- Problem requirements: Read through the data and report every line in which the word "sphagnumensis" occurs.

- Dataset entries on figures:

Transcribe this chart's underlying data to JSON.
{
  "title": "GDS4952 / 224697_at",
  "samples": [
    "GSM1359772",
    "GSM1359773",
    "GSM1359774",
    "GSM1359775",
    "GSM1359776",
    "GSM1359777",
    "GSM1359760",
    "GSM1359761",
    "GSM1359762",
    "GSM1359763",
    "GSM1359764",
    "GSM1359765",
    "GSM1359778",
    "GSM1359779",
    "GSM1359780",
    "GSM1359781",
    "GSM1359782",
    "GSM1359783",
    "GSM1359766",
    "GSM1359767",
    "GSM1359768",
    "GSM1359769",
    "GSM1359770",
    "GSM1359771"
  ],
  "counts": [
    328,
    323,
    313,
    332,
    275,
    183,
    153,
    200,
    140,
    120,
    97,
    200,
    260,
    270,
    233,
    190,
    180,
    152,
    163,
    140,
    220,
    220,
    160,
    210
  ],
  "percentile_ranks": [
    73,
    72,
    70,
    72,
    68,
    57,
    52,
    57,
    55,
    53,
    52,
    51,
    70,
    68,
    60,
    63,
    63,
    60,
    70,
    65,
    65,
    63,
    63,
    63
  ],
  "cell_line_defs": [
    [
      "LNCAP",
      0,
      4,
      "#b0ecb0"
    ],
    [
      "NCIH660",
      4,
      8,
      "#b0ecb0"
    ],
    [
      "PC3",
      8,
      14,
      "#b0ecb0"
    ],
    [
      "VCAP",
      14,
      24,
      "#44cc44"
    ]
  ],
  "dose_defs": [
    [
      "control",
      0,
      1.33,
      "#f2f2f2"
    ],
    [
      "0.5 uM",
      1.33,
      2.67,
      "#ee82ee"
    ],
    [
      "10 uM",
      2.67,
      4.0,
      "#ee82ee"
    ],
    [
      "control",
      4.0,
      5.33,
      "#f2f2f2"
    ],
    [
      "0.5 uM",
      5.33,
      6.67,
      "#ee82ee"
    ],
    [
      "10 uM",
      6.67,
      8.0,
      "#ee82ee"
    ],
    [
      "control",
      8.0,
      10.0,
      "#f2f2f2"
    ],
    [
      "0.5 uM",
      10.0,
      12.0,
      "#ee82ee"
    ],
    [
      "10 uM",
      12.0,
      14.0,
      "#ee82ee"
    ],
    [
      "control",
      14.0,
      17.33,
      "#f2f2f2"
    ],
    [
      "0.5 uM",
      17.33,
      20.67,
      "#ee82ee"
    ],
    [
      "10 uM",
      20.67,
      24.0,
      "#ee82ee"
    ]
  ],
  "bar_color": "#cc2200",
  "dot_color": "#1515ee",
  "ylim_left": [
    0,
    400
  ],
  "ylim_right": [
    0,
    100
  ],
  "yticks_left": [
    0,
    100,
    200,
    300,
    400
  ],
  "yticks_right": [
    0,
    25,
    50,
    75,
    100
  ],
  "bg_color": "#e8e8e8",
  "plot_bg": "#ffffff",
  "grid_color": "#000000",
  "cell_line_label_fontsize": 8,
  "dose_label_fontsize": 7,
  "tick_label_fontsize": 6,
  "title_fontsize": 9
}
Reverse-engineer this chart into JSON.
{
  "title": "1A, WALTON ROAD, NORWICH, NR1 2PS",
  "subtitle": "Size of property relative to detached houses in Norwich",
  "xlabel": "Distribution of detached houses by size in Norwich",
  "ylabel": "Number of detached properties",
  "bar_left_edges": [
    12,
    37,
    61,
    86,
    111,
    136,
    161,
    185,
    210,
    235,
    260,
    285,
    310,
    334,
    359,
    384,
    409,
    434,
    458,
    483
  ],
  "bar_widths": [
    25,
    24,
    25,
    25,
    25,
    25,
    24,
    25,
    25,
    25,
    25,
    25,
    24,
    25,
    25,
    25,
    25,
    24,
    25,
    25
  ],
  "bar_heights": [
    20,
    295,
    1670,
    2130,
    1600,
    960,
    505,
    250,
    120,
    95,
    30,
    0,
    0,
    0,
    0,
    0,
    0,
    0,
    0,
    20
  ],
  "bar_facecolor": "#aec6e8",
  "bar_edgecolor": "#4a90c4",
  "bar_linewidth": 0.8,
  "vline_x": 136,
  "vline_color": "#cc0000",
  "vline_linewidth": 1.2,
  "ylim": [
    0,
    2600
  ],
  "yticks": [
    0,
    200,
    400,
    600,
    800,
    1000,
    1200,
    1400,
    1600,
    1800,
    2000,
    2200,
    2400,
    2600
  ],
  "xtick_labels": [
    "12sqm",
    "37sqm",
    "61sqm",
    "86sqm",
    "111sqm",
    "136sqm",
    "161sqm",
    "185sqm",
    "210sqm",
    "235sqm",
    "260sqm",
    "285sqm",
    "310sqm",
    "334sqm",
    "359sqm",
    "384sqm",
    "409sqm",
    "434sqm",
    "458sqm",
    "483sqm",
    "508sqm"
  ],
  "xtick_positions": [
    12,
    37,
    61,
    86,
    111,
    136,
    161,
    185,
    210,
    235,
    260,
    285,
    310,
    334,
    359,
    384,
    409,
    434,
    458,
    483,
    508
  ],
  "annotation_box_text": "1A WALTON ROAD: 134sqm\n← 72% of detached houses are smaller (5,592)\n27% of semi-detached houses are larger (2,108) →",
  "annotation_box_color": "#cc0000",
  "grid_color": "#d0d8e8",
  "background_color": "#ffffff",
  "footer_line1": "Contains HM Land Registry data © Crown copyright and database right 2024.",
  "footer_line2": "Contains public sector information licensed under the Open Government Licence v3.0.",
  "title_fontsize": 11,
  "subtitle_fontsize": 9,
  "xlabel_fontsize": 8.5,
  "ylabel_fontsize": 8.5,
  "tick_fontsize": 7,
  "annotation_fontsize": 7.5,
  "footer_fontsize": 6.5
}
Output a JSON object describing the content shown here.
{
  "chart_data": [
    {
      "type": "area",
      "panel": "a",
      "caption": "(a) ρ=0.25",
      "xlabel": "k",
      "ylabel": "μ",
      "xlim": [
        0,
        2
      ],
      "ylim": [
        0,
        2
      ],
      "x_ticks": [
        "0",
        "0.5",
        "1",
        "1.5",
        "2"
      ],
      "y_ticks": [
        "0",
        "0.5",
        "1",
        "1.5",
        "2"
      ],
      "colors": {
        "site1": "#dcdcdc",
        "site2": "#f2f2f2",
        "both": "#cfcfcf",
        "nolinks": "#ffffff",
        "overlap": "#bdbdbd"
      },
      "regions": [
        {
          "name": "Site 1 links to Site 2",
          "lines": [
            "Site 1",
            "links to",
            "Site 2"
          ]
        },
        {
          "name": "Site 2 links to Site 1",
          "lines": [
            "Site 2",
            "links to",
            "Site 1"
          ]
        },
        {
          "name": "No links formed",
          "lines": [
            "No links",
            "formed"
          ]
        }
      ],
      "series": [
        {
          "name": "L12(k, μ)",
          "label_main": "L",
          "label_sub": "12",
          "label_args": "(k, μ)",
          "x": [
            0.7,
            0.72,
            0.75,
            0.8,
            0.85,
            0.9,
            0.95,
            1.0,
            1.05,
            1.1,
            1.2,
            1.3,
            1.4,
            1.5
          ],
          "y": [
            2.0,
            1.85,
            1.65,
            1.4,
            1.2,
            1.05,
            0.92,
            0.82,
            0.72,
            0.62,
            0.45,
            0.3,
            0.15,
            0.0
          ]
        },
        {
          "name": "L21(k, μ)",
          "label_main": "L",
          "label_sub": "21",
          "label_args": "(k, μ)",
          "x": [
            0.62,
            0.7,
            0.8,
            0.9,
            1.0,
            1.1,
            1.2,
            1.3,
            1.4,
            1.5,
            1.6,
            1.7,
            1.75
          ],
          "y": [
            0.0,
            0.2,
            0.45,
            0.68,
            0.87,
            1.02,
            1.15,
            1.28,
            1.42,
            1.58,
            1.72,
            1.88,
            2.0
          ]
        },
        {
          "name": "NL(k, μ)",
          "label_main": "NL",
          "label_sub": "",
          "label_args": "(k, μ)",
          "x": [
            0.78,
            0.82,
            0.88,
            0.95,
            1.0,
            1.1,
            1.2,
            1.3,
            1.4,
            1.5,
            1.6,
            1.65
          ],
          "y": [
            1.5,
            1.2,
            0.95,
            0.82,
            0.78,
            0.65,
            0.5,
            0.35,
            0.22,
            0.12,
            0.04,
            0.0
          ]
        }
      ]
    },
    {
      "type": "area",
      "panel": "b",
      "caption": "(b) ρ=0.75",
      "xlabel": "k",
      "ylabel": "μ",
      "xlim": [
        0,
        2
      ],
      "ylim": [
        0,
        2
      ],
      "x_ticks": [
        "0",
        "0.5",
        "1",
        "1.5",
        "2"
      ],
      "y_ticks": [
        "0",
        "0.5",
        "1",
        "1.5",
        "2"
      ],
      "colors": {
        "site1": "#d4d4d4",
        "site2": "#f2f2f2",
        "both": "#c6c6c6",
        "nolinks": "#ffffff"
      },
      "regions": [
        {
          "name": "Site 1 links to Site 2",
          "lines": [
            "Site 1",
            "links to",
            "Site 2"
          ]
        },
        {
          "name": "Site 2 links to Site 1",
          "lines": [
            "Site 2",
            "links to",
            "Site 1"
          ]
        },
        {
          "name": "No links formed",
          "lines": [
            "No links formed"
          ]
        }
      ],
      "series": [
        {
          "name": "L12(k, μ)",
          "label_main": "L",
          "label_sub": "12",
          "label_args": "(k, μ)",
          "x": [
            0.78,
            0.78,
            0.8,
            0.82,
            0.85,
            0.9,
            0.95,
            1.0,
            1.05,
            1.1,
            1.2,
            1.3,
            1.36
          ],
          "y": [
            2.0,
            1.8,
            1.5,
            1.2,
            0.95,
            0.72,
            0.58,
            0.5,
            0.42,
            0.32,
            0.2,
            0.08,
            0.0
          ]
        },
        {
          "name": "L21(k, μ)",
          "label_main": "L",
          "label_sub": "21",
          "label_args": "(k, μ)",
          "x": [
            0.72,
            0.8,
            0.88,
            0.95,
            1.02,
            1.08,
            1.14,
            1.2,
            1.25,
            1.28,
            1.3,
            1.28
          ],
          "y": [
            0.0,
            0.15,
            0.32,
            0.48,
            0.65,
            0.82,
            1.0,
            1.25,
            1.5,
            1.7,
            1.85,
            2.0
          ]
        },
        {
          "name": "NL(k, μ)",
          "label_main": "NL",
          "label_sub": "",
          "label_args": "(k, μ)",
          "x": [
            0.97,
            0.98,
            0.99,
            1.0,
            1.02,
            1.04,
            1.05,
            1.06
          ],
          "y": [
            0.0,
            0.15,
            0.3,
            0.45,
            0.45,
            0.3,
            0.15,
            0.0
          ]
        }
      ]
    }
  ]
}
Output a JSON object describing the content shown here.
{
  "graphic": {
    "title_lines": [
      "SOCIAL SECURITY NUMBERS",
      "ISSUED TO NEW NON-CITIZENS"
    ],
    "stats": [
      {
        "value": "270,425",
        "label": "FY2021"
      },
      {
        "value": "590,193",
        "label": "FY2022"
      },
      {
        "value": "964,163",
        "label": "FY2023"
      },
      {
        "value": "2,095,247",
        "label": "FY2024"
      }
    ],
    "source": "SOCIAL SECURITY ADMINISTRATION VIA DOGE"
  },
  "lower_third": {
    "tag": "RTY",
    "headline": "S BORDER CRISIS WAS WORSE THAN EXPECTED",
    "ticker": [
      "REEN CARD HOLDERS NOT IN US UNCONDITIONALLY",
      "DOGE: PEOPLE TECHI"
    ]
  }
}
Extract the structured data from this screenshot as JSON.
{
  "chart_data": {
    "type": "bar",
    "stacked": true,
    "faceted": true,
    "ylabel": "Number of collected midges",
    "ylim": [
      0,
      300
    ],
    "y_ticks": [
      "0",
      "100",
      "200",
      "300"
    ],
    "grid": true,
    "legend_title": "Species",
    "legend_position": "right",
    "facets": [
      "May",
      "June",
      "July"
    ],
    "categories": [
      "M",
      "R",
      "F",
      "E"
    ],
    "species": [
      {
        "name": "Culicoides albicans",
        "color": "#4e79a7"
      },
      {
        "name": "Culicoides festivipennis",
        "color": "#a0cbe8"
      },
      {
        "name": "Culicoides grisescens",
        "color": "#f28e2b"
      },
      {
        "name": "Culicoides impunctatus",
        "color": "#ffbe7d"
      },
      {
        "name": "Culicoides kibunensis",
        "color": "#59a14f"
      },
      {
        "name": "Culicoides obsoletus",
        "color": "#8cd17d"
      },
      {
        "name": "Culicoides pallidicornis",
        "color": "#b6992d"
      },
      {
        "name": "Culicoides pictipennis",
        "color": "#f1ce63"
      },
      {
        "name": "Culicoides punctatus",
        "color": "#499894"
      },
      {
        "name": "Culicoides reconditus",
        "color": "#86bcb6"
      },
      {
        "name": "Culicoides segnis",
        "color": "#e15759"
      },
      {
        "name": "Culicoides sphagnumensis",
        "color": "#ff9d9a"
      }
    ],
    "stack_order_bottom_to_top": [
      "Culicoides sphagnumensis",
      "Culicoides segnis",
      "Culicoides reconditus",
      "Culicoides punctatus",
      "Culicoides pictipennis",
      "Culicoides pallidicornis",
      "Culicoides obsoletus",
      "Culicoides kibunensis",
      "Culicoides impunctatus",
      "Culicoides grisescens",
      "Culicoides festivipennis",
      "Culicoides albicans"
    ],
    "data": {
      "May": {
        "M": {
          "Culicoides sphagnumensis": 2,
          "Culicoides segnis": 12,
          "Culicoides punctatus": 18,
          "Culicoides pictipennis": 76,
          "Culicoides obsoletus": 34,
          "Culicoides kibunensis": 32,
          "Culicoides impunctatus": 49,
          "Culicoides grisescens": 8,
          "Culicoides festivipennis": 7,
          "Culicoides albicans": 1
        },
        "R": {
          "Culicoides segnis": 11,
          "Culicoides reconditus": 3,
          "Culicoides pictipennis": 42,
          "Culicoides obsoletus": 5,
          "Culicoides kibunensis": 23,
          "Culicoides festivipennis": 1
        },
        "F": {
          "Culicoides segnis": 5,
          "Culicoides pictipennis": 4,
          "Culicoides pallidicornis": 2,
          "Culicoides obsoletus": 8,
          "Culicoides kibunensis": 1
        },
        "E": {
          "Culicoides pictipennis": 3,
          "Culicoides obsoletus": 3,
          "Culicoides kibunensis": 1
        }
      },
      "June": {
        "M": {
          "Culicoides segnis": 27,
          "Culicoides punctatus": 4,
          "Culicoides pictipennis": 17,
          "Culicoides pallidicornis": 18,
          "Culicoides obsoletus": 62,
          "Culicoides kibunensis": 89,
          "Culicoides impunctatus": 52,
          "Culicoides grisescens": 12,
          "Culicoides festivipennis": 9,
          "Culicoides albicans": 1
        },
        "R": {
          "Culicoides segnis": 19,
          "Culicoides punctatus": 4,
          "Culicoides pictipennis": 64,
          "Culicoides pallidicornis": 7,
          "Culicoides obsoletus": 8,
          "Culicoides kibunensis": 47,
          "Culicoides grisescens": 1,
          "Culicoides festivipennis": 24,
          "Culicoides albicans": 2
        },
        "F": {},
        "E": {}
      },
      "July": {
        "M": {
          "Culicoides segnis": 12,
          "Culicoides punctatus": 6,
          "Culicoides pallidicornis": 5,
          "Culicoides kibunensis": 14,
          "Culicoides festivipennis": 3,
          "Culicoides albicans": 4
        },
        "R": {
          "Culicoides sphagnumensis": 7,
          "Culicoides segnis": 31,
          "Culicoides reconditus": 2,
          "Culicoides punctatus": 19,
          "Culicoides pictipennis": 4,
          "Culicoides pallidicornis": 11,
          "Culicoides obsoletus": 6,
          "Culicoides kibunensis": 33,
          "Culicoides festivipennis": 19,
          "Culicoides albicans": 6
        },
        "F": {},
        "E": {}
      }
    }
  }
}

- Exercise solution:
        "name": "Culicoides sphagnumensis",
      "Culicoides sphagnumensis",
          "Culicoides sphagnumensis": 2,
          "Culicoides sphagnumensis": 7,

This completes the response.